Which lines below mention "Soula"? Pick each one out.

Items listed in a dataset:

━━━━━━

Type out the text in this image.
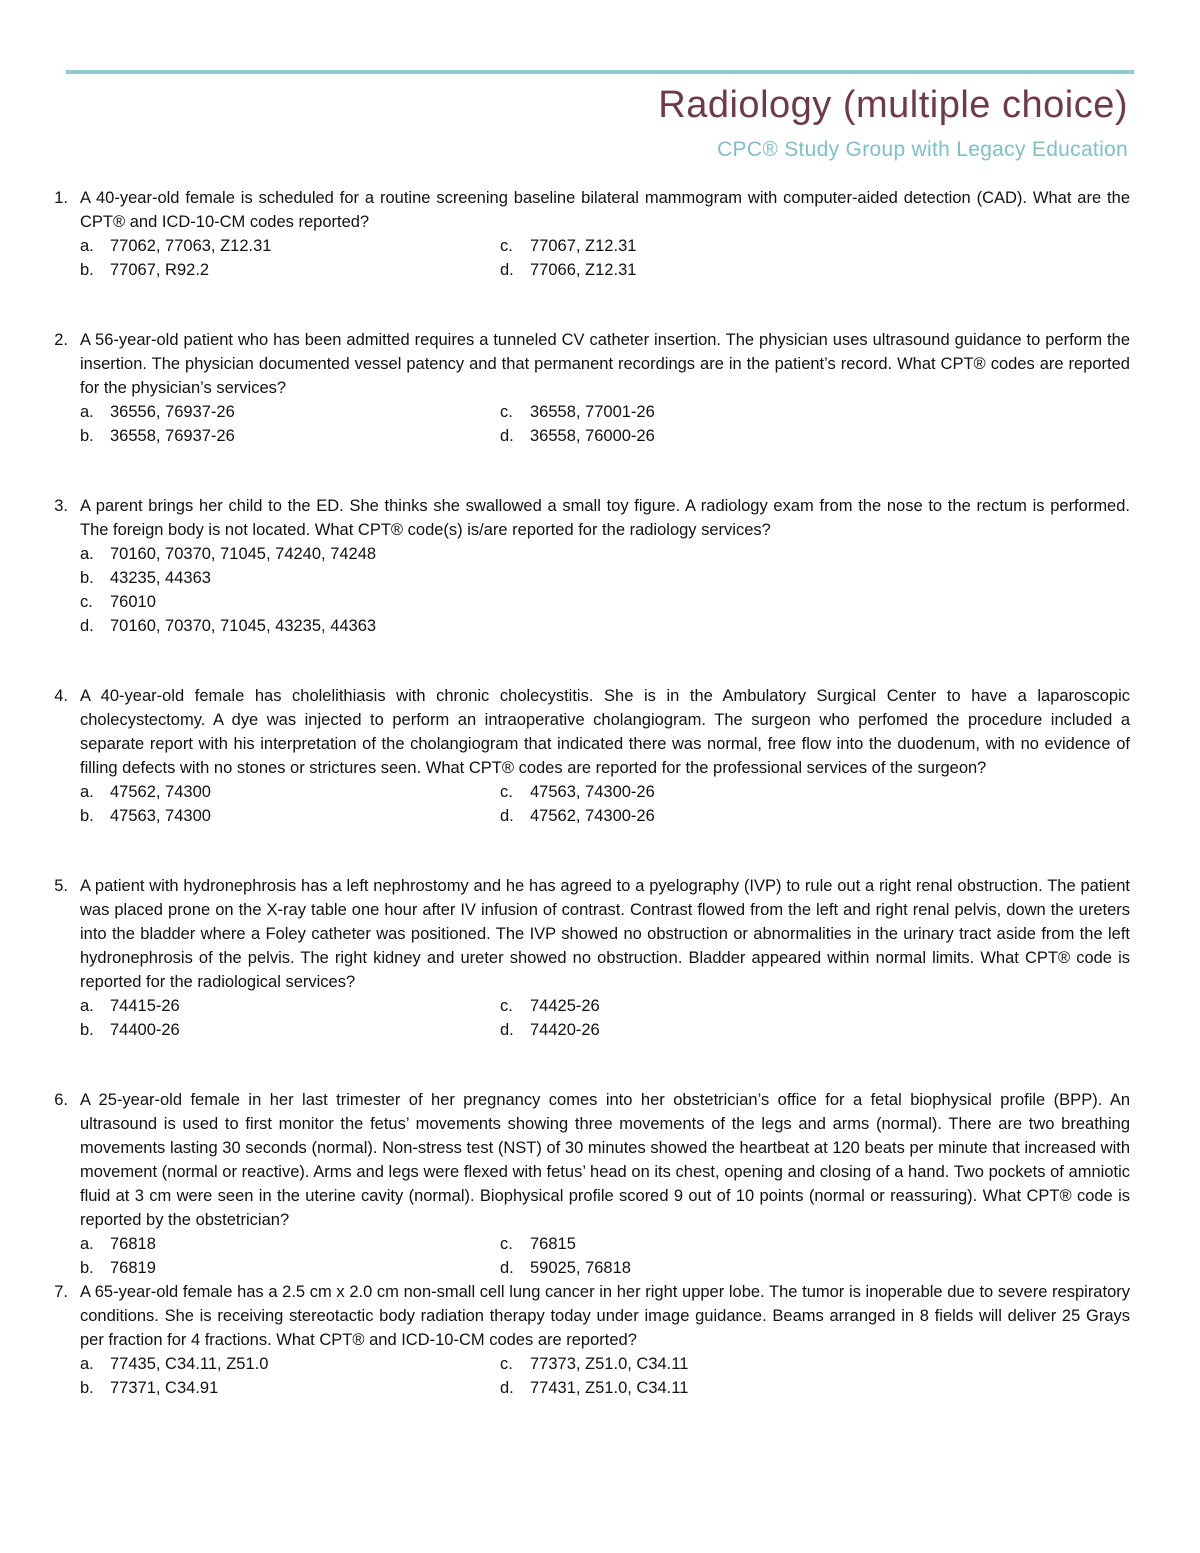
Radiology (multiple choice)
CPC® Study Group with Legacy Education
1. A 40-year-old female is scheduled for a routine screening baseline bilateral mammogram with computer-aided detection (CAD). What are the CPT® and ICD-10-CM codes reported?
a. 77062, 77063, Z12.31	c.	77067, Z12.31
b. 77067, R92.2	d. 77066, Z12.31
2. A 56-year-old patient who has been admitted requires a tunneled CV catheter insertion. The physician uses ultrasound guidance to perform the insertion. The physician documented vessel patency and that permanent recordings are in the patient’s record. What CPT® codes are reported for the physician’s services?
a. 36556, 76937-26	c.	36558, 77001-26
b. 36558, 76937-26	d. 36558, 76000-26
3. A parent brings her child to the ED. She thinks she swallowed a small toy figure. A radiology exam from the nose to the rectum is performed. The foreign body is not located. What CPT® code(s) is/are reported for the radiology services?
a. 70160, 70370, 71045, 74240, 74248
b. 43235, 44363
c.	76010
d. 70160, 70370, 71045, 43235, 44363
4. A 40-year-old female has cholelithiasis with chronic cholecystitis. She is in the Ambulatory Surgical Center to have a laparoscopic cholecystectomy. A dye was injected to perform an intraoperative cholangiogram. The surgeon who perfomed the procedure included a separate report with his interpretation of the cholangiogram that indicated there was normal, free flow into the duodenum, with no evidence of filling defects with no stones or strictures seen. What CPT® codes are reported for the professional services of the surgeon?
a. 47562, 74300	c.	47563, 74300-26
b. 47563, 74300	d. 47562, 74300-26
5. A patient with hydronephrosis has a left nephrostomy and he has agreed to a pyelography (IVP) to rule out a right renal obstruction. The patient was placed prone on the X-ray table one hour after IV infusion of contrast. Contrast flowed from the left and right renal pelvis, down the ureters into the bladder where a Foley catheter was positioned. The IVP showed no obstruction or abnormalities in the urinary tract aside from the left hydronephrosis of the pelvis. The right kidney and ureter showed no obstruction. Bladder appeared within normal limits. What CPT® code is reported for the radiological services?
a. 74415-26	c.	74425-26
b. 74400-26	d. 74420-26
6. A 25-year-old female in her last trimester of her pregnancy comes into her obstetrician’s office for a fetal biophysical profile (BPP). An ultrasound is used to first monitor the fetus’ movements showing three movements of the legs and arms (normal). There are two breathing movements lasting 30 seconds (normal). Non-stress test (NST) of 30 minutes showed the heartbeat at 120 beats per minute that increased with movement (normal or reactive). Arms and legs were flexed with fetus’ head on its chest, opening and closing of a hand. Two pockets of amniotic fluid at 3 cm were seen in the uterine cavity (normal). Biophysical profile scored 9 out of 10 points (normal or reassuring). What CPT® code is reported by the obstetrician?
a. 76818	c.	76815
b. 76819	d. 59025, 76818
7. A 65-year-old female has a 2.5 cm x 2.0 cm non-small cell lung cancer in her right upper lobe. The tumor is inoperable due to severe respiratory conditions. She is receiving stereotactic body radiation therapy today under image guidance. Beams arranged in 8 fields will deliver 25 Grays per fraction for 4 fractions. What CPT® and ICD-10-CM codes are reported?
a. 77435, C34.11, Z51.0	c.	77373, Z51.0, C34.11
b. 77371, C34.91	d. 77431, Z51.0, C34.11
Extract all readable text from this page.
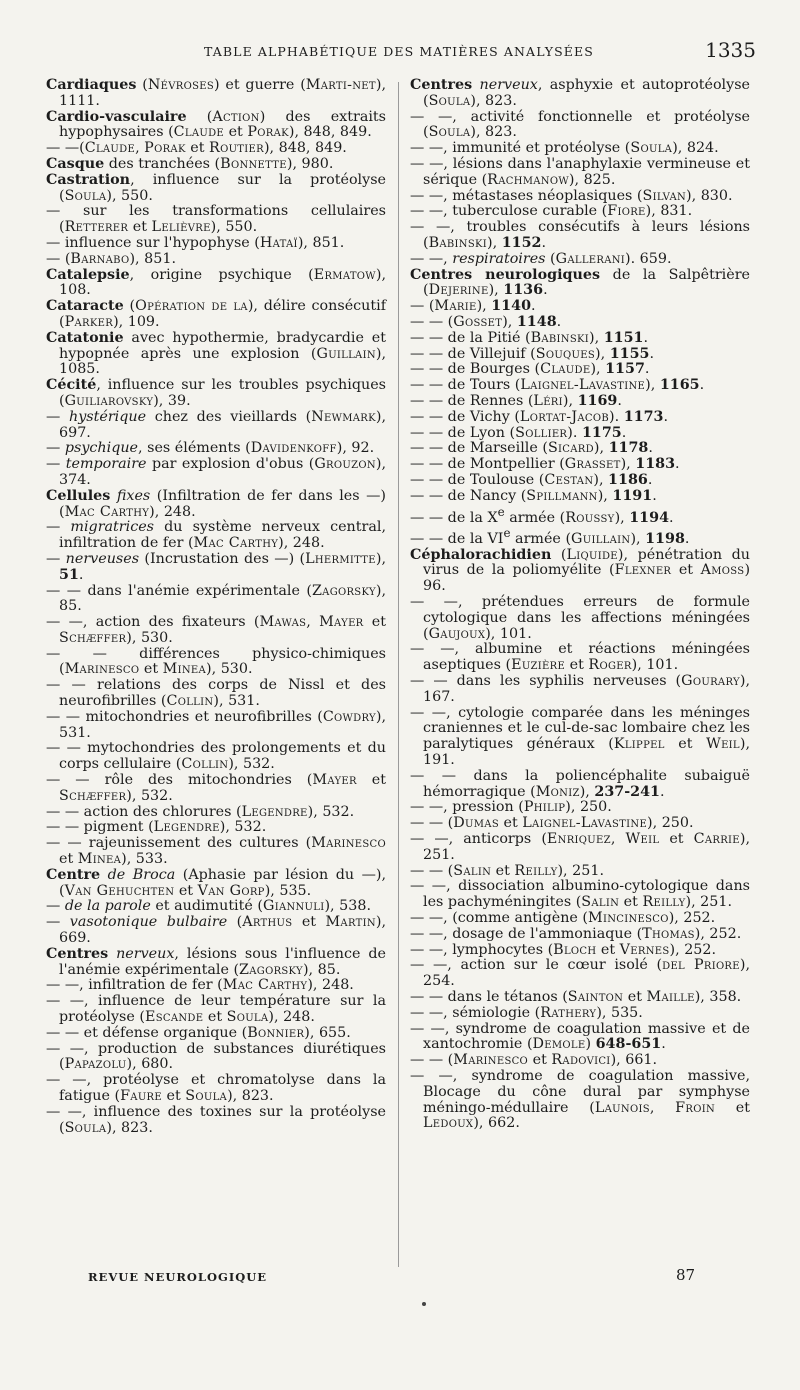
TABLE ALPHABÉTIQUE DES MATIÈRES ANALYSÉES	1335

Cardiaques (Névroses) et guerre (Marti-net), 1111.

Cardio-vasculaire (Action) des extraits hypophysaires (Claude et Porak), 848, 849.

— —(Claude, Porak et Routier), 848, 849.

Casque des tranchées (Bonnette), 980.

Castration, influence sur la protéolyse (Soula), 550.

— sur les transformations cellulaires (Retterer et Lelièvre), 550.

— influence sur l'hypophyse (Hataï), 851.

— (Barnabo), 851.

Catalepsie, origine psychique (Ermatow), 108.

Cataracte (Opération de la), délire consécutif (Parker), 109.

Catatonie avec hypothermie, bradycardie et hypopnée après une explosion (Guillain), 1085.

Cécité, influence sur les troubles psychiques (Guiliarovsky), 39.

— hystérique chez des vieillards (Newmark), 697.

— psychique, ses éléments (Davidenkoff), 92.

— temporaire par explosion d'obus (Grouzon), 374.

Cellules fixes (Infiltration de fer dans les —) (Mac Carthy), 248.

— migratrices du système nerveux central, infiltration de fer (Mac Carthy), 248.

— nerveuses (Incrustation des —) (Lhermitte), 51.

— — dans l'anémie expérimentale (Zagorsky), 85.

— —, action des fixateurs (Mawas, Mayer et Schæffer), 530.

— — différences physico-chimiques (Marinesco et Minea), 530.

— — relations des corps de Nissl et des neurofibrilles (Collin), 531.

— — mitochondries et neurofibrilles (Cowdry), 531.

— — mytochondries des prolongements et du corps cellulaire (Collin), 532.

— — rôle des mitochondries (Mayer et Schæffer), 532.

— — action des chlorures (Legendre), 532.

— — pigment (Legendre), 532.

— — rajeunissement des cultures (Marinesco et Minea), 533.

Centre de Broca (Aphasie par lésion du —), (Van Gehuchten et Van Gorp), 535.

— de la parole et audimutité (Giannuli), 538.

— vasotonique bulbaire (Arthus et Martin), 669.

Centres nerveux, lésions sous l'influence de l'anémie expérimentale (Zagorsky), 85.

— —, infiltration de fer (Mac Carthy), 248.

— —, influence de leur température sur la protéolyse (Escande et Soula), 248.

— — et défense organique (Bonnier), 655.

— —, production de substances diurétiques (Papazolu), 680.

— —, protéolyse et chromatolyse dans la fatigue (Faure et Soula), 823.

— —, influence des toxines sur la protéolyse (Soula), 823.

Centres nerveux, asphyxie et autoprotéolyse (Soula), 823.

— —, activité fonctionnelle et protéolyse (Soula), 823.

— —, immunité et protéolyse (Soula), 824.

— —, lésions dans l'anaphylaxie vermineuse et sérique (Rachmanow), 825.

— —, métastases néoplasiques (Silvan), 830.

— —, tuberculose curable (Fiore), 831.

— —, troubles consécutifs à leurs lésions (Babinski), 1152.

— —, respiratoires (Gallerani). 659.

Centres neurologiques de la Salpêtrière (Dejerine), 1136.

— (Marie), 1140.

— — (Gosset), 1148.

— — de la Pitié (Babinski), 1151.

— — de Villejuif (Souques), 1155.

— — de Bourges (Claude), 1157.

— — de Tours (Laignel-Lavastine), 1165.

— — de Rennes (Léri), 1169.

— — de Vichy (Lortat-Jacob). 1173.

— — de Lyon (Sollier). 1175.

— — de Marseille (Sicard), 1178.

— — de Montpellier (Grasset), 1183.

— — de Toulouse (Cestan), 1186.

— — de Nancy (Spillmann), 1191.

— — de la Xe armée (Roussy), 1194.

— — de la VIe armée (Guillain), 1198.

Céphalorachidien (Liquide), pénétration du virus de la poliomyélite (Flexner et Amoss) 96.

— —, prétendues erreurs de formule cytologique dans les affections méningées (Gaujoux), 101.

— —, albumine et réactions méningées aseptiques (Euzière et Roger), 101.

— — dans les syphilis nerveuses (Gourary), 167.

— —, cytologie comparée dans les méninges craniennes et le cul-de-sac lombaire chez les paralytiques généraux (Klippel et Weil), 191.

— — dans la poliencéphalite subaiguë hémorragique (Moniz), 237-241.

— —, pression (Philip), 250.

— — (Dumas et Laignel-Lavastine), 250.

— —, anticorps (Enriquez, Weil et Carrie), 251.

— — (Salin et Reilly), 251.

— —, dissociation albumino-cytologique dans les pachyméningites (Salin et Reilly), 251.

— —, (comme antigène (Mincinesco), 252.

— —, dosage de l'ammoniaque (Thomas), 252.

— —, lymphocytes (Bloch et Vernes), 252.

— —, action sur le cœur isolé (del Priore), 254.

— — dans le tétanos (Sainton et Maille), 358.

— —, sémiologie (Rathery), 535.

— —, syndrome de coagulation massive et de xantochromie (Demole) 648-651.

— — (Marinesco et Radovici), 661.

— —, syndrome de coagulation massive, Blocage du cône dural par symphyse méningo-médullaire (Launois, Froin et Ledoux), 662.

REVUE NEUROLOGIQUE	87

━━━━━━

Answer box:
Castration, influence sur la protéolyse (Soula), 550.
— —, influence de leur température sur la protéolyse (Escande et Soula), 248.
— —, protéolyse et chromatolyse dans la fatigue (Faure et Soula), 823.
— —, influence des toxines sur la protéolyse (Soula), 823.
Centres nerveux, asphyxie et autoprotéolyse (Soula), 823.
— —, activité fonctionnelle et protéolyse (Soula), 823.
— —, immunité et protéolyse (Soula), 824.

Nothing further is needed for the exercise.